---------- Task material

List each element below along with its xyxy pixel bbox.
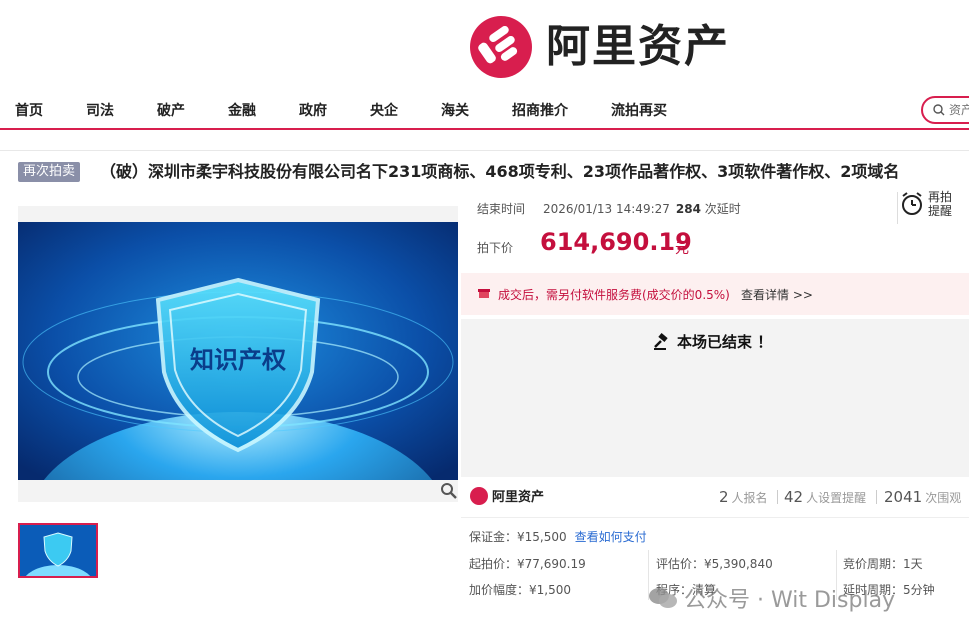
bidding-cycle: 竞价周期：1天 [843, 557, 923, 571]
reminders-count: 42 [784, 488, 804, 506]
brand-logo-icon [470, 16, 532, 78]
nav-item-investment[interactable]: 招商推介 [512, 100, 568, 120]
gavel-icon [654, 332, 668, 350]
zoom-icon[interactable] [440, 482, 458, 500]
reminders-label: 人设置提醒 [806, 491, 867, 505]
detail-separator [461, 517, 969, 518]
bid-increment: 加价幅度：¥1,500 [469, 583, 571, 597]
stat-separator [777, 490, 778, 504]
views-label: 次围观 [925, 491, 962, 505]
price-unit: 元 [675, 241, 689, 257]
page: 阿里资产 首页 司法 破产 金融 政府 央企 海关 招商推介 流拍再买 再次拍卖… [0, 0, 969, 635]
price-value: 614,690.19 [540, 228, 692, 256]
wechat-icon [649, 588, 677, 608]
brand-name: 阿里资产 [546, 21, 730, 72]
end-time-row: 结束时间 2026/01/13 14:49:27 284 次延时 [477, 200, 741, 217]
delay-label: 次延时 [704, 202, 741, 216]
signups-count: 2 [719, 488, 729, 506]
end-time-label: 结束时间 [477, 202, 526, 216]
small-brand-icon [470, 486, 488, 505]
deposit-value: 保证金：¥15,500 [469, 530, 567, 544]
auction-ended-status: 本场已结束 ！ [653, 331, 772, 352]
views-stat: 2041 次围观 [884, 488, 961, 506]
alarm-label-line-2: 提醒 [928, 204, 953, 218]
search-icon [933, 104, 945, 116]
auction-ended-text: 本场已结束 ！ [677, 333, 773, 351]
small-brand-logo: 阿里资产 [470, 486, 544, 505]
views-count: 2041 [884, 488, 923, 506]
nav-item-customs[interactable]: 海关 [441, 100, 469, 120]
fee-details-link[interactable]: 查看详情 >> [741, 286, 813, 303]
nav-item-judicial[interactable]: 司法 [86, 100, 114, 120]
watermark-text: 公众号 · Wit Display [684, 588, 896, 613]
search-box[interactable] [921, 96, 969, 124]
nav-item-finance[interactable]: 金融 [228, 100, 256, 120]
fee-notice-text: 成交后，需另付软件服务费(成交价的0.5%) [498, 288, 730, 302]
alarm-label-line-1: 再拍 [928, 190, 953, 204]
reauction-badge: 再次拍卖 [18, 162, 81, 182]
alarm-separator [897, 192, 898, 224]
appraisal-price: 评估价：¥5,390,840 [656, 557, 773, 571]
end-time-value: 2026/01/13 14:49:27 [543, 202, 670, 216]
divider [0, 150, 969, 151]
gift-icon [478, 289, 490, 298]
alarm-clock-icon [902, 192, 922, 215]
signups-stat: 2 人报名 [719, 488, 768, 506]
small-brand-name: 阿里资产 [492, 490, 545, 505]
signups-label: 人报名 [731, 491, 768, 505]
search-input[interactable] [949, 103, 969, 117]
main-nav: 首页 司法 破产 金融 政府 央企 海关 招商推介 流拍再买 [0, 92, 969, 130]
delay-count: 284 [675, 202, 701, 216]
price-label: 拍下价 [477, 241, 514, 255]
reauction-reminder-button[interactable]: 再拍 提醒 [900, 190, 952, 218]
start-price: 起拍价：¥77,690.19 [469, 557, 586, 571]
main-image[interactable]: 知识产权 [18, 222, 458, 480]
brand-logo[interactable]: 阿里资产 [470, 16, 730, 78]
nav-item-home[interactable]: 首页 [15, 100, 43, 120]
nav-item-government[interactable]: 政府 [299, 100, 327, 120]
payment-help-link[interactable]: 查看如何支付 [575, 530, 647, 544]
nav-item-reauction[interactable]: 流拍再买 [611, 100, 667, 120]
watermark: 公众号 · Wit Display [648, 582, 895, 614]
alarm-label: 再拍 提醒 [928, 190, 952, 218]
nav-item-central-enterprise[interactable]: 央企 [370, 100, 398, 120]
nav-item-bankruptcy[interactable]: 破产 [157, 100, 185, 120]
image-thumbnail[interactable] [18, 523, 98, 578]
reminders-stat: 42 人设置提醒 [784, 488, 866, 506]
image-caption: 知识产权 [190, 346, 286, 374]
auction-title: （破）深圳市柔宇科技股份有限公司名下231项商标、468项专利、23项作品著作权… [100, 162, 900, 181]
deposit-row: 保证金：¥15,500 查看如何支付 [469, 528, 647, 545]
stat-separator [876, 490, 877, 504]
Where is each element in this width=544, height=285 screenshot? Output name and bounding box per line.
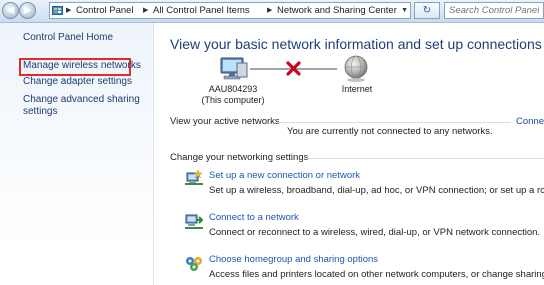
connect-link[interactable]: Conne (516, 116, 544, 127)
computer-sub-label: (This computer) (201, 95, 265, 105)
network-map (220, 55, 368, 82)
divider (306, 158, 544, 159)
internet-globe-icon[interactable] (344, 55, 368, 82)
divider (277, 122, 511, 123)
settings-heading: Change your networking settings (170, 152, 309, 163)
active-networks-heading: View your active networks (170, 116, 280, 127)
setup-connection-desc: Set up a wireless, broadband, dial-up, a… (209, 185, 544, 196)
computer-name: AAU804293 (208, 84, 258, 94)
homegroup-link[interactable]: Choose homegroup and sharing options (209, 254, 378, 265)
computer-name-label: AAU804293 (This computer) (197, 84, 269, 106)
connect-network-link[interactable]: Connect to a network (209, 212, 299, 223)
connect-network-icon[interactable] (184, 211, 204, 231)
homegroup-icon[interactable] (184, 254, 204, 274)
connect-network-desc: Connect or reconnect to a wireless, wire… (209, 227, 541, 238)
homegroup-desc: Access files and printers located on oth… (209, 269, 544, 280)
connection-status: You are currently not connected to any n… (287, 126, 493, 137)
setup-connection-link[interactable]: Set up a new connection or network (209, 170, 360, 181)
internet-label: Internet (341, 84, 373, 94)
new-connection-icon[interactable] (184, 168, 204, 188)
computer-icon[interactable] (220, 57, 248, 80)
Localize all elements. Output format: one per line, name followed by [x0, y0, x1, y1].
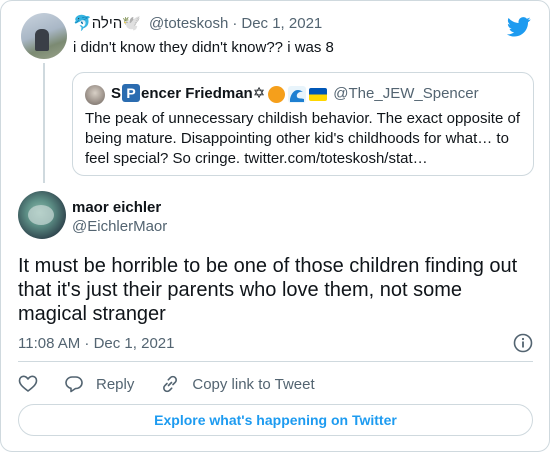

--------------------

Please echo the rows starting at the line containing "bidding-cycle: 竞价周期：1天 [843, 557, 923, 571]" and ending at the line containing "signups-stat: 2 人报名 [719, 488, 768, 506]", both included, character for character.

▶ _Output of the exercise_:
bidding-cycle: 竞价周期：1天 [843, 557, 923, 571]
reminders-count: 42 [784, 488, 804, 506]
brand-logo-icon [470, 16, 532, 78]
nav-item-investment[interactable]: 招商推介 [512, 100, 568, 120]
gavel-icon [654, 332, 668, 350]
zoom-icon[interactable] [440, 482, 458, 500]
reminders-label: 人设置提醒 [806, 491, 867, 505]
detail-separator [461, 517, 969, 518]
bid-increment: 加价幅度：¥1,500 [469, 583, 571, 597]
stat-separator [777, 490, 778, 504]
views-label: 次围观 [925, 491, 962, 505]
price-unit: 元 [675, 241, 689, 257]
page: 阿里资产 首页 司法 破产 金融 政府 央企 海关 招商推介 流拍再买 再次拍卖… [0, 0, 969, 635]
price-value: 614,690.19 [540, 228, 692, 256]
wechat-icon [649, 588, 677, 608]
brand-name: 阿里资产 [546, 21, 730, 72]
end-time-row: 结束时间 2026/01/13 14:49:27 284 次延时 [477, 200, 741, 217]
delay-label: 次延时 [704, 202, 741, 216]
signups-count: 2 [719, 488, 729, 506]
end-time-label: 结束时间 [477, 202, 526, 216]
small-brand-icon [470, 486, 488, 505]
deposit-value: 保证金：¥15,500 [469, 530, 567, 544]
auction-ended-status: 本场已结束 ！ [653, 331, 772, 352]
views-stat: 2041 次围观 [884, 488, 961, 506]
alarm-label-line-2: 提醒 [928, 204, 953, 218]
search-icon [933, 104, 945, 116]
auction-ended-text: 本场已结束 ！ [677, 333, 773, 351]
small-brand-logo: 阿里资产 [470, 486, 544, 505]
views-count: 2041 [884, 488, 923, 506]
nav-item-customs[interactable]: 海关 [441, 100, 469, 120]
fee-details-link[interactable]: 查看详情 >> [741, 286, 813, 303]
nav-item-judicial[interactable]: 司法 [86, 100, 114, 120]
watermark-text: 公众号 · Wit Display [684, 588, 896, 613]
search-box[interactable] [921, 96, 969, 124]
nav-item-finance[interactable]: 金融 [228, 100, 256, 120]
fee-notice-text: 成交后，需另付软件服务费(成交价的0.5%) [498, 288, 730, 302]
alarm-label-line-1: 再拍 [928, 190, 953, 204]
reauction-badge: 再次拍卖 [18, 162, 81, 182]
alarm-separator [897, 192, 898, 224]
appraisal-price: 评估价：¥5,390,840 [656, 557, 773, 571]
end-time-value: 2026/01/13 14:49:27 [543, 202, 670, 216]
divider [0, 150, 969, 151]
gift-icon [478, 289, 490, 298]
alarm-clock-icon [902, 192, 922, 215]
signups-stat: 2 人报名 [719, 488, 768, 506]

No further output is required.